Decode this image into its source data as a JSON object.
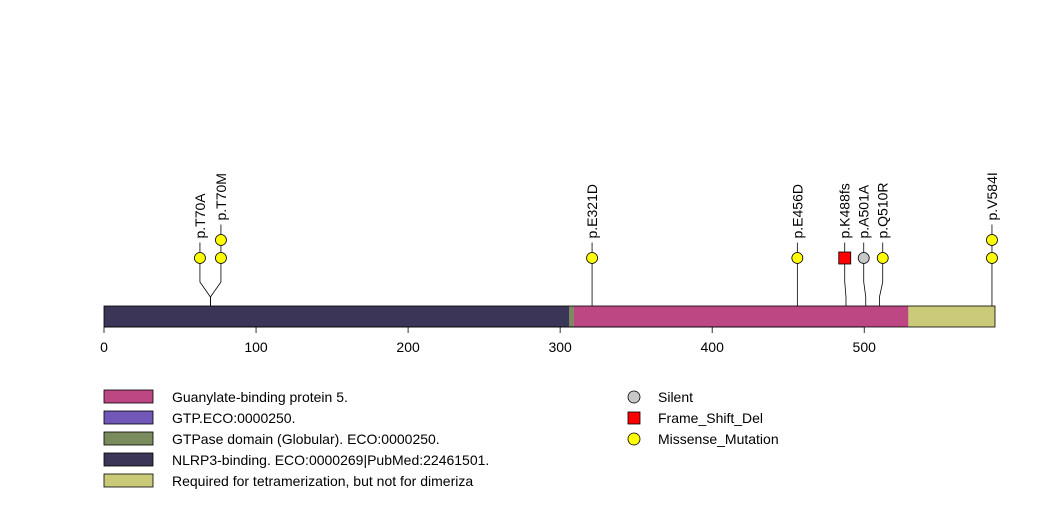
{
  "protein": {
    "length": 586,
    "axis_ticks": [
      0,
      100,
      200,
      300,
      400,
      500
    ],
    "domains": [
      {
        "name": "NLRP3-binding. ECO:0000269|PubMed:22461501.",
        "start": 0,
        "end": 306,
        "color": "#3b3658"
      },
      {
        "name": "GTPase domain (Globular). ECO:0000250.",
        "start": 306,
        "end": 309,
        "color": "#7a8b5e"
      },
      {
        "name": "Guanylate-binding protein 5.",
        "start": 309,
        "end": 529,
        "color": "#bd4783"
      },
      {
        "name": "Required for tetramerization, but not for dimeriza",
        "start": 529,
        "end": 586,
        "color": "#cbca78"
      }
    ]
  },
  "mutations": [
    {
      "label": "p.T70A",
      "position": 70,
      "type": "Missense_Mutation",
      "stack": 1
    },
    {
      "label": "p.T70M",
      "position": 70,
      "type": "Missense_Mutation",
      "stack": 2
    },
    {
      "label": "p.E321D",
      "position": 321,
      "type": "Missense_Mutation",
      "stack": 1
    },
    {
      "label": "p.E456D",
      "position": 456,
      "type": "Missense_Mutation",
      "stack": 1
    },
    {
      "label": "p.K488fs",
      "position": 488,
      "type": "Frame_Shift_Del",
      "stack": 1
    },
    {
      "label": "p.A501A",
      "position": 501,
      "type": "Silent",
      "stack": 1
    },
    {
      "label": "p.Q510R",
      "position": 510,
      "type": "Missense_Mutation",
      "stack": 1
    },
    {
      "label": "p.V584I",
      "position": 584,
      "type": "Missense_Mutation",
      "stack": 2
    }
  ],
  "legend_domains": [
    {
      "label": "Guanylate-binding protein 5.",
      "color": "#bd4783"
    },
    {
      "label": "GTP.ECO:0000250.",
      "color": "#7057b8"
    },
    {
      "label": "GTPase domain (Globular). ECO:0000250.",
      "color": "#7a8b5e"
    },
    {
      "label": "NLRP3-binding. ECO:0000269|PubMed:22461501.",
      "color": "#3b3658"
    },
    {
      "label": "Required for tetramerization, but not for dimeriza",
      "color": "#cbca78"
    }
  ],
  "legend_mutation_types": [
    {
      "label": "Silent",
      "shape": "circle",
      "color": "#c8c8c8"
    },
    {
      "label": "Frame_Shift_Del",
      "shape": "square",
      "color": "#ff0000"
    },
    {
      "label": "Missense_Mutation",
      "shape": "circle",
      "color": "#ffff00"
    }
  ]
}
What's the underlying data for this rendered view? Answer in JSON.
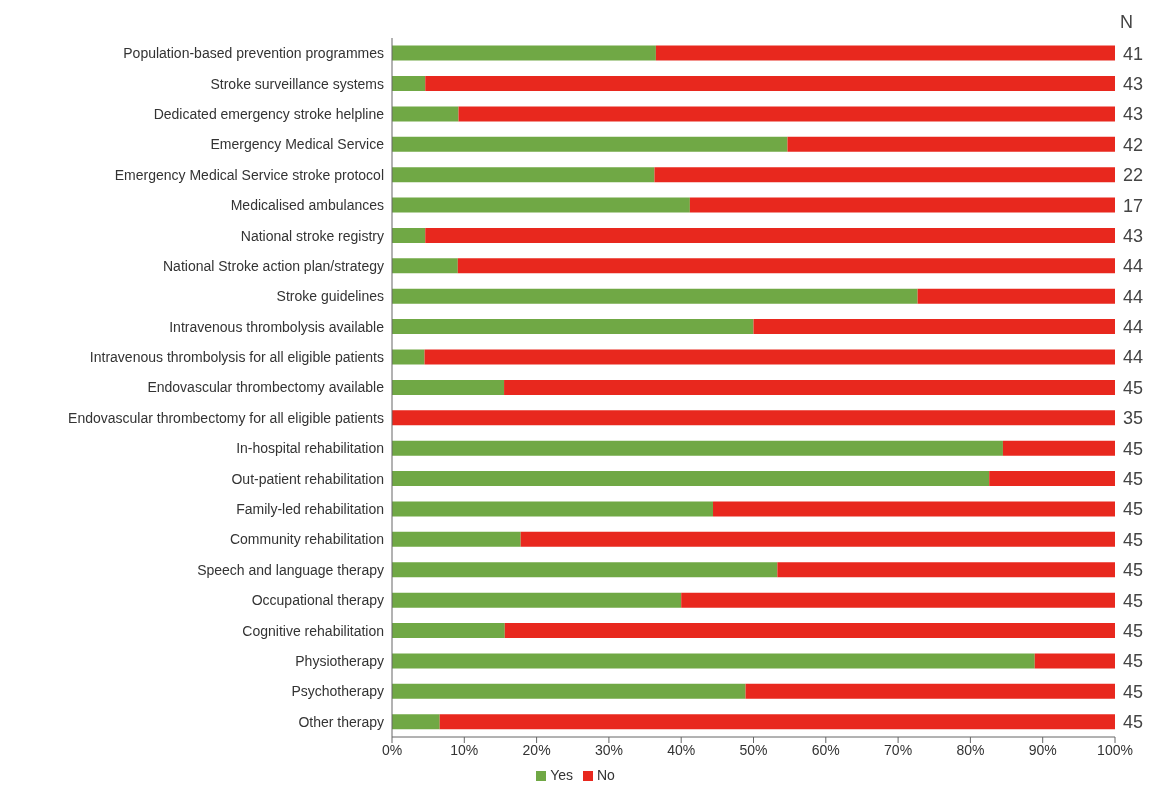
{
  "chart_data": {
    "type": "bar",
    "orientation": "horizontal",
    "stacked": true,
    "categories": [
      "Population-based prevention programmes",
      "Stroke surveillance systems",
      "Dedicated emergency stroke helpline",
      "Emergency Medical Service",
      "Emergency Medical Service stroke protocol",
      "Medicalised ambulances",
      "National stroke registry",
      "National Stroke action plan/strategy",
      "Stroke guidelines",
      "Intravenous thrombolysis available",
      "Intravenous thrombolysis for all eligible patients",
      "Endovascular thrombectomy available",
      "Endovascular thrombectomy for all eligible patients",
      "In-hospital rehabilitation",
      "Out-patient rehabilitation",
      "Family-led rehabilitation",
      "Community rehabilitation",
      "Speech and language therapy",
      "Occupational therapy",
      "Cognitive rehabilitation",
      "Physiotherapy",
      "Psychotherapy",
      "Other therapy"
    ],
    "series": [
      {
        "name": "Yes",
        "color": "#70a845",
        "values": [
          36.5,
          4.6,
          9.2,
          54.7,
          36.3,
          41.2,
          4.6,
          9.1,
          72.7,
          50,
          4.5,
          15.5,
          0,
          84.5,
          82.6,
          44.4,
          17.8,
          53.3,
          40,
          15.6,
          88.9,
          48.9,
          6.6
        ]
      },
      {
        "name": "No",
        "color": "#e8281e",
        "values": [
          63.5,
          95.4,
          90.8,
          45.3,
          63.7,
          58.8,
          95.4,
          90.9,
          27.3,
          50,
          95.5,
          84.5,
          100,
          15.5,
          17.4,
          55.6,
          82.2,
          46.7,
          60,
          84.4,
          11.1,
          51.1,
          93.4
        ]
      }
    ],
    "xlim": [
      0,
      100
    ],
    "xticks": [
      {
        "value": 0,
        "label": "0%"
      },
      {
        "value": 10,
        "label": "10%"
      },
      {
        "value": 20,
        "label": "20%"
      },
      {
        "value": 30,
        "label": "30%"
      },
      {
        "value": 40,
        "label": "40%"
      },
      {
        "value": 50,
        "label": "50%"
      },
      {
        "value": 60,
        "label": "60%"
      },
      {
        "value": 70,
        "label": "70%"
      },
      {
        "value": 80,
        "label": "80%"
      },
      {
        "value": 90,
        "label": "90%"
      },
      {
        "value": 100,
        "label": "100%"
      }
    ],
    "legend": "bottom",
    "annotations": [
      "N",
      "41",
      "43",
      "43",
      "42",
      "22",
      "17",
      "43",
      "44",
      "44",
      "44",
      "44",
      "45",
      "35",
      "45",
      "45",
      "45",
      "45",
      "45",
      "45",
      "45",
      "45",
      "45",
      "45"
    ]
  }
}
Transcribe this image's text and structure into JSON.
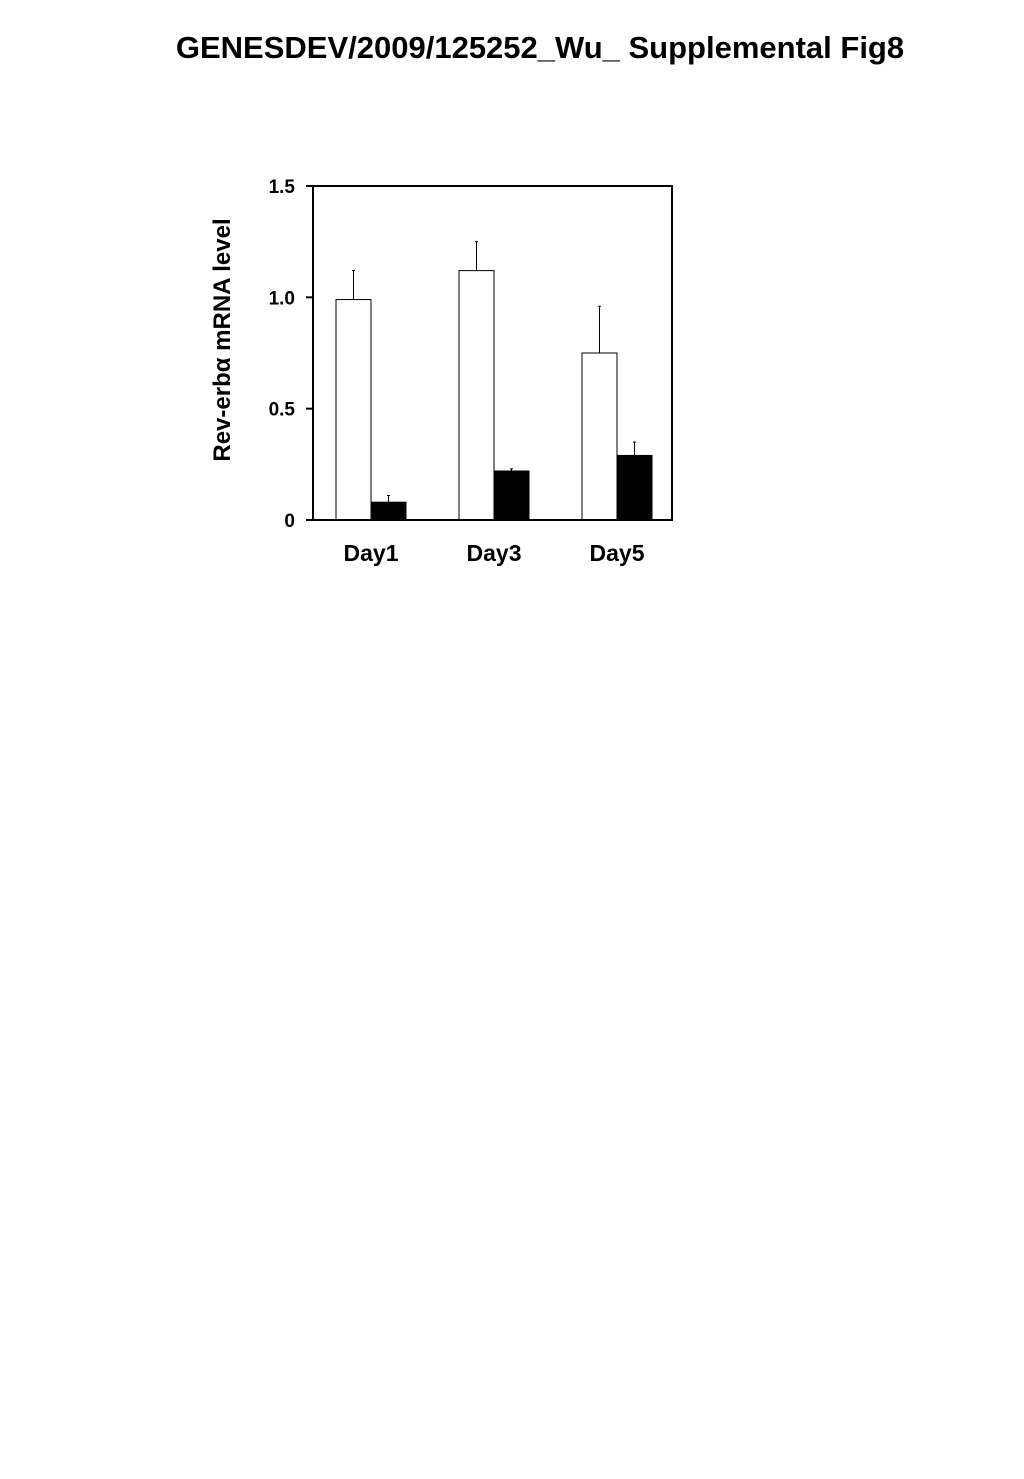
{
  "header": {
    "title": "GENESDEV/2009/125252_Wu_ Supplemental Fig8"
  },
  "chart_data": {
    "type": "bar",
    "title": "",
    "xlabel": "",
    "ylabel": "Rev-erbα mRNA level",
    "categories": [
      "Day1",
      "Day3",
      "Day5"
    ],
    "ylim": [
      0,
      1.5
    ],
    "yticks": [
      {
        "value": 0,
        "label": "0"
      },
      {
        "value": 0.5,
        "label": "0.5"
      },
      {
        "value": 1.0,
        "label": "1.0"
      },
      {
        "value": 1.5,
        "label": "1.5"
      }
    ],
    "grid": false,
    "legend": "none",
    "series": [
      {
        "fill": "#ffffff",
        "values": [
          0.99,
          1.12,
          0.75
        ],
        "errors": [
          0.13,
          0.13,
          0.21
        ]
      },
      {
        "fill": "#000000",
        "values": [
          0.08,
          0.22,
          0.29
        ],
        "errors": [
          0.03,
          0.01,
          0.06
        ]
      }
    ]
  }
}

• [Work request] Reproduce exactly, and only, the lines that begin at the one containing "Transcribe this image's" and end with the final line of the data, both included, while omitting every picture.

• [Answer below]
Transcribe this image's text and structure into JSON.
{
  "header": {
    "title": "GENESDEV/2009/125252_Wu_ Supplemental Fig8"
  },
  "chart_data": {
    "type": "bar",
    "title": "",
    "xlabel": "",
    "ylabel": "Rev-erbα mRNA level",
    "categories": [
      "Day1",
      "Day3",
      "Day5"
    ],
    "ylim": [
      0,
      1.5
    ],
    "yticks": [
      {
        "value": 0,
        "label": "0"
      },
      {
        "value": 0.5,
        "label": "0.5"
      },
      {
        "value": 1.0,
        "label": "1.0"
      },
      {
        "value": 1.5,
        "label": "1.5"
      }
    ],
    "grid": false,
    "legend": "none",
    "series": [
      {
        "fill": "#ffffff",
        "values": [
          0.99,
          1.12,
          0.75
        ],
        "errors": [
          0.13,
          0.13,
          0.21
        ]
      },
      {
        "fill": "#000000",
        "values": [
          0.08,
          0.22,
          0.29
        ],
        "errors": [
          0.03,
          0.01,
          0.06
        ]
      }
    ]
  }
}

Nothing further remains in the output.